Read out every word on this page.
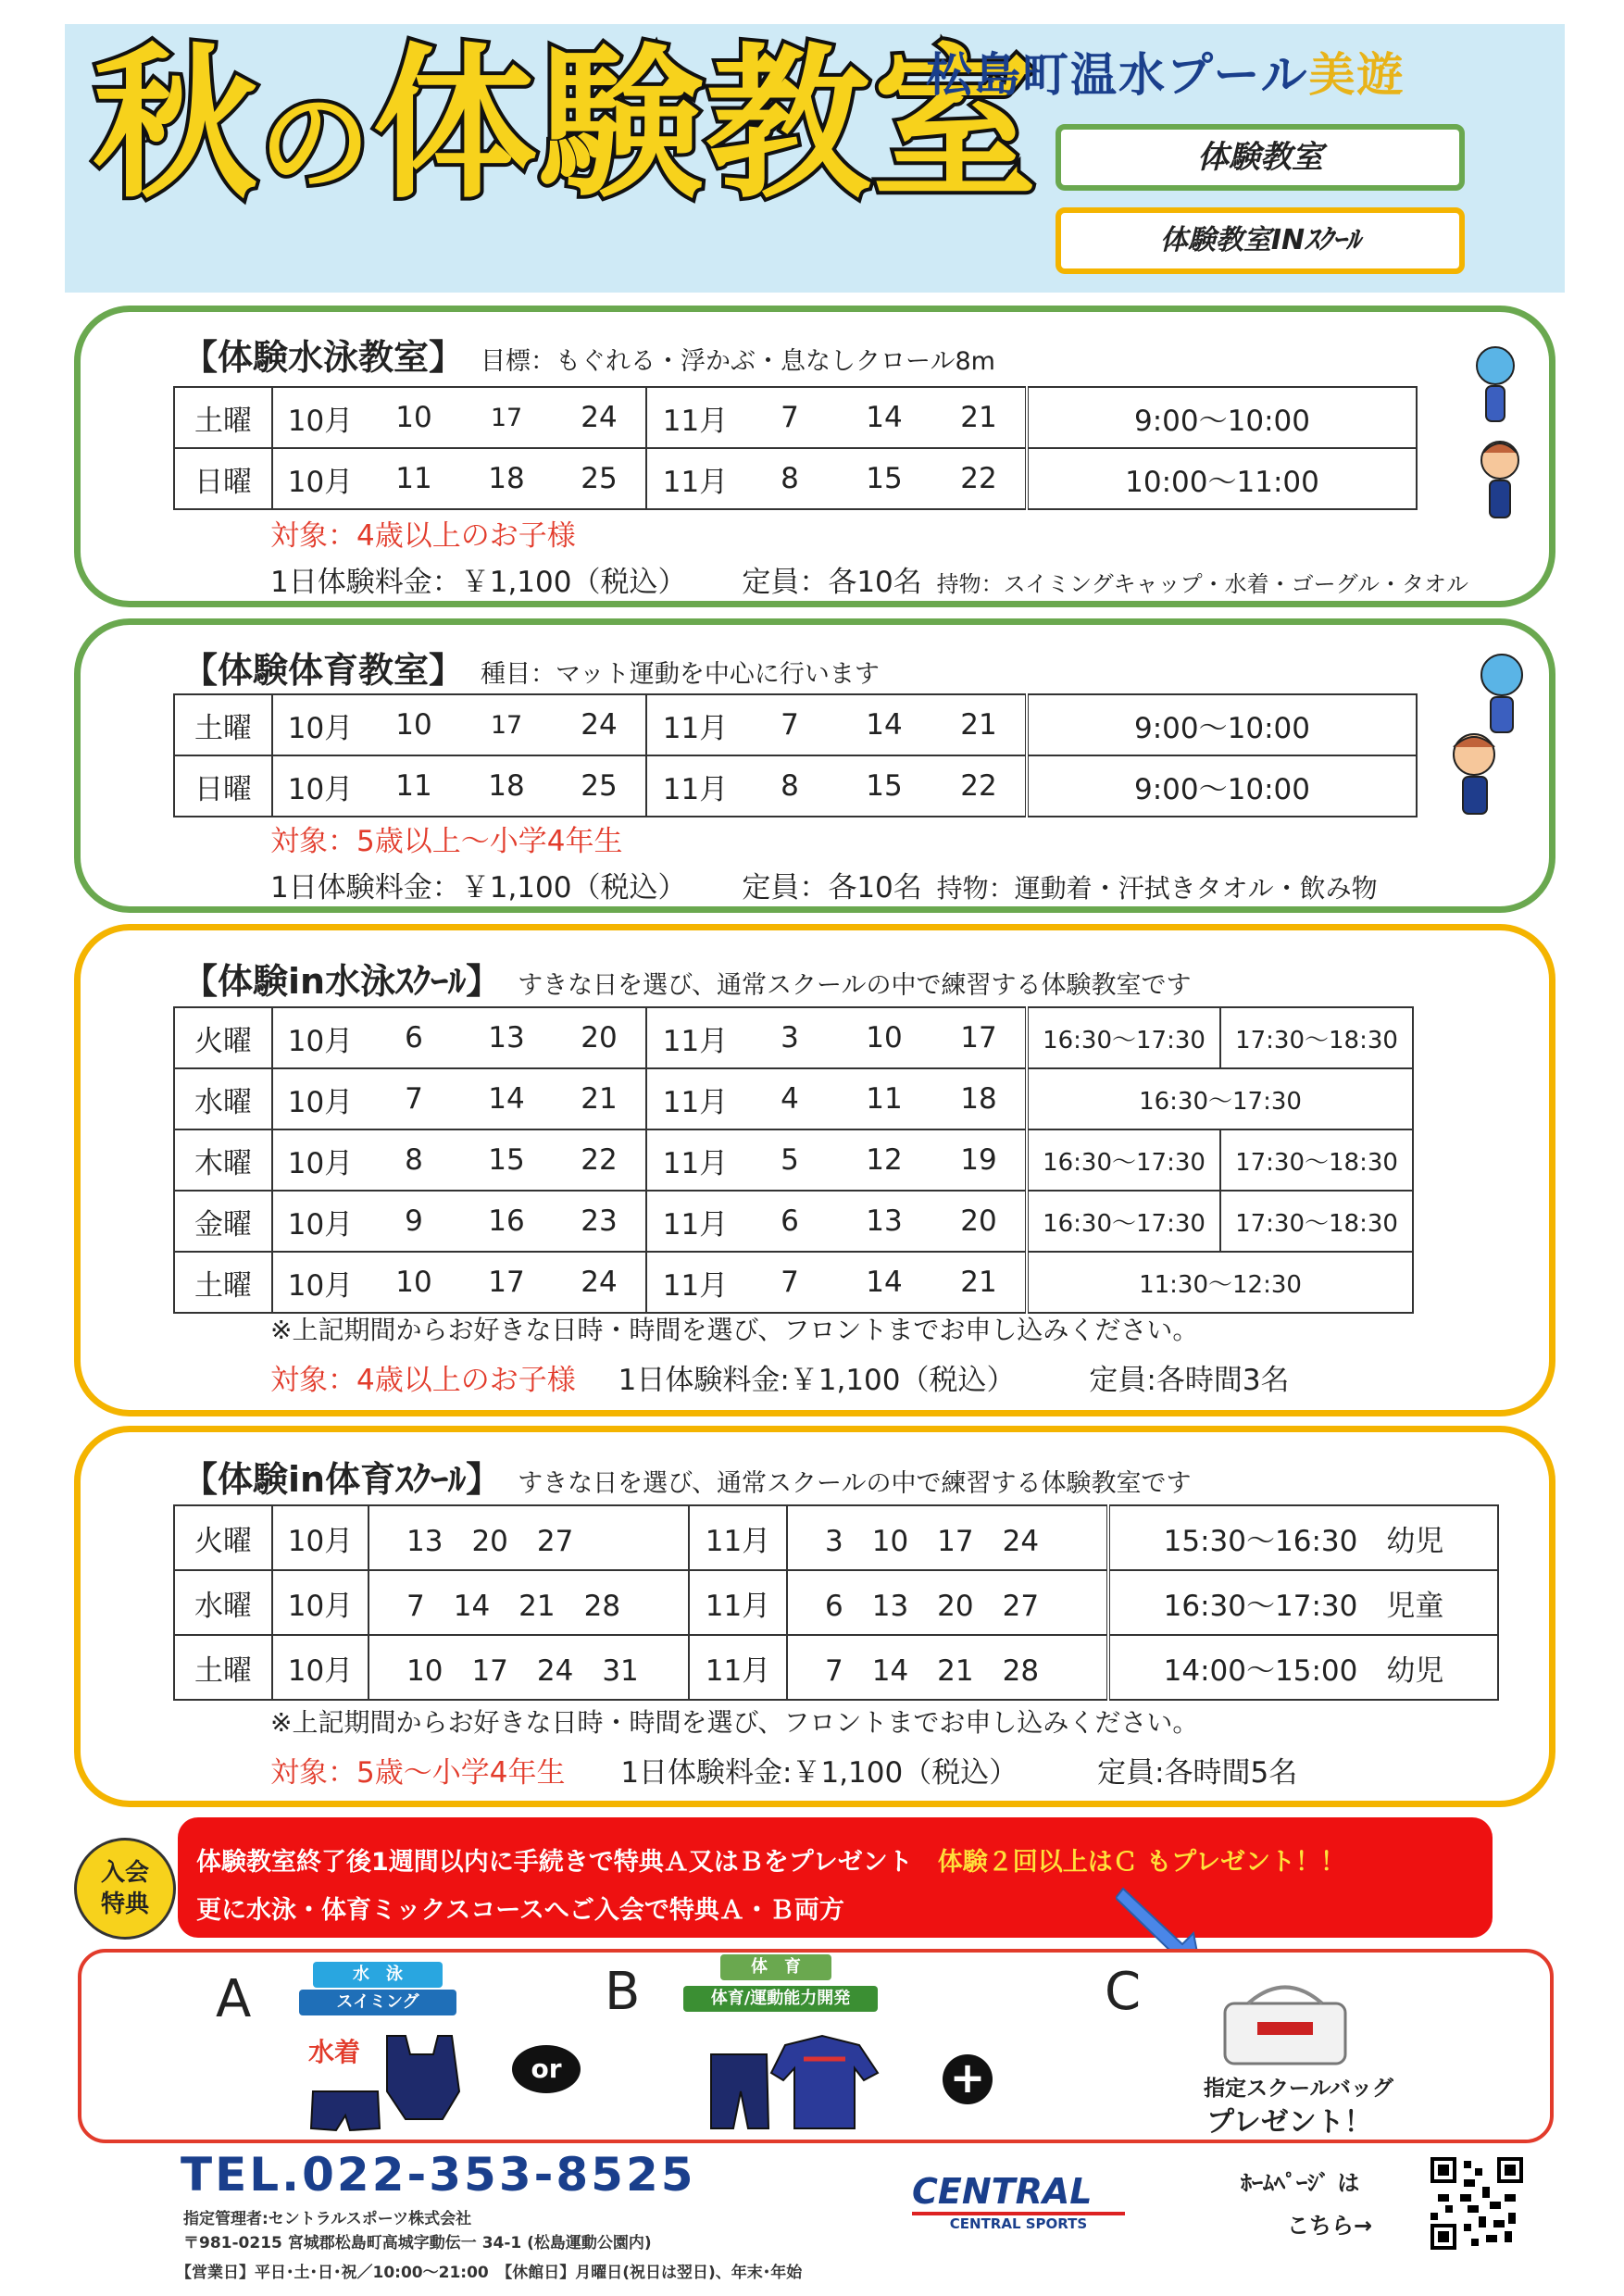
秋の体験教室
松島町温水プール美遊
体験教室
体験教室INｽｸｰﾙ
【体験水泳教室】 目標：もぐれる・浮かぶ・息なしクロール8m
土曜	10月	10	17	24	11月	7	14	21	9:00～10:00
日曜	10月	11	18	25	11月	8	15	22	10:00～11:00
対象：4歳以上のお子様
1日体験料金：￥1,100（税込） 定員：各10名 持物：スイミングキャップ・水着・ゴーグル・タオル
【体験体育教室】 種目：マット運動を中心に行います
土曜	10月	10	17	24	11月	7	14	21	9:00～10:00
日曜	10月	11	18	25	11月	8	15	22	9:00～10:00
対象：5歳以上～小学4年生
1日体験料金：￥1,100（税込） 定員：各10名 持物：運動着・汗拭きタオル・飲み物
【体験in水泳ｽｸｰﾙ】 すきな日を選び、通常スクールの中で練習する体験教室です
火曜	10月	6	13	20	11月	3	10	17	16:30～17:30	17:30～18:30
水曜	10月	7	14	21	11月	4	11	18	16:30～17:30	
木曜	10月	8	15	22	11月	5	12	19	16:30～17:30	17:30～18:30
金曜	10月	9	16	23	11月	6	13	20	16:30～17:30	17:30～18:30
土曜	10月	10	17	24	11月	7	14	21	11:30～12:30	
※上記期間からお好きな日時・時間を選び、フロントまでお申し込みください。
対象：4歳以上のお子様 1日体験料金:￥1,100（税込）	定員:各時間3名
【体験in体育ｽｸｰﾙ】 すきな日を選び、通常スクールの中で練習する体験教室です
火曜	10月	13　20　27	11月	3　10　17　24	15:30～16:30　幼児
水曜	10月	7　14　21　28	11月	6　13　20　27	16:30～17:30　児童
土曜	10月	10　17　24　31	11月	7　14　21　28	14:00～15:00　幼児
※上記期間からお好きな日時・時間を選び、フロントまでお申し込みください。
対象：5歳～小学4年生 1日体験料金:￥1,100（税込）	定員:各時間5名
体験教室終了後1週間以内に手続きで特典Ａ又はＢをプレゼント　 体験２回以上はＣ もプレゼント！！
更に水泳・体育ミックスコースへご入会で特典Ａ・Ｂ両方
入会
特典
A	水　泳
スイミング
水着
or
B	体　育
体育/運動能力開発
+
C
指定スクールバッグ
プレゼント！
TEL.022-353-8525
指定管理者:セントラルスポーツ株式会社
〒981-0215 宮城郡松島町高城字動伝一 34-1 (松島運動公園内)
【営業日】平日･土･日･祝／10:00～21:00　【休館日】月曜日(祝日は翌日)、年末･年始
CENTRAL
CENTRAL SPORTS
ﾎｰﾑﾍﾟｰｼﾞ は
こちら→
****************
Task instructions: Without including any pictures, print all of the material exactly as given.

Correct response:
Read out every word on this page.
秋の体験教室
松島町温水プール美遊
体験教室
体験教室INｽｸｰﾙ
【体験水泳教室】 目標：もぐれる・浮かぶ・息なしクロール8m
土曜	10月	10	17	24	11月	7	14	21	9:00～10:00
日曜	10月	11	18	25	11月	8	15	22	10:00～11:00
対象：4歳以上のお子様
1日体験料金：￥1,100（税込） 定員：各10名 持物：スイミングキャップ・水着・ゴーグル・タオル
【体験体育教室】 種目：マット運動を中心に行います
土曜	10月	10	17	24	11月	7	14	21	9:00～10:00
日曜	10月	11	18	25	11月	8	15	22	9:00～10:00
対象：5歳以上～小学4年生
1日体験料金：￥1,100（税込） 定員：各10名 持物：運動着・汗拭きタオル・飲み物
【体験in水泳ｽｸｰﾙ】 すきな日を選び、通常スクールの中で練習する体験教室です
火曜	10月	6	13	20	11月	3	10	17	16:30～17:30	17:30～18:30
水曜	10月	7	14	21	11月	4	11	18	16:30～17:30	
木曜	10月	8	15	22	11月	5	12	19	16:30～17:30	17:30～18:30
金曜	10月	9	16	23	11月	6	13	20	16:30～17:30	17:30～18:30
土曜	10月	10	17	24	11月	7	14	21	11:30～12:30	
※上記期間からお好きな日時・時間を選び、フロントまでお申し込みください。
対象：4歳以上のお子様 1日体験料金:￥1,100（税込）	定員:各時間3名
【体験in体育ｽｸｰﾙ】 すきな日を選び、通常スクールの中で練習する体験教室です
火曜	10月	13　20　27	11月	3　10　17　24	15:30～16:30　幼児
水曜	10月	7　14　21　28	11月	6　13　20　27	16:30～17:30　児童
土曜	10月	10　17　24　31	11月	7　14　21　28	14:00～15:00　幼児
※上記期間からお好きな日時・時間を選び、フロントまでお申し込みください。
対象：5歳～小学4年生 1日体験料金:￥1,100（税込）	定員:各時間5名
体験教室終了後1週間以内に手続きで特典Ａ又はＢをプレゼント　 体験２回以上はＣ もプレゼント！！
更に水泳・体育ミックスコースへご入会で特典Ａ・Ｂ両方
入会
特典
A	水　泳
スイミング
水着
or
B	体　育
体育/運動能力開発
+
C
指定スクールバッグ
プレゼント！
TEL.022-353-8525
指定管理者:セントラルスポーツ株式会社
〒981-0215 宮城郡松島町高城字動伝一 34-1 (松島運動公園内)
【営業日】平日･土･日･祝／10:00～21:00　【休館日】月曜日(祝日は翌日)、年末･年始
CENTRAL
CENTRAL SPORTS
ﾎｰﾑﾍﾟｰｼﾞ は
こちら→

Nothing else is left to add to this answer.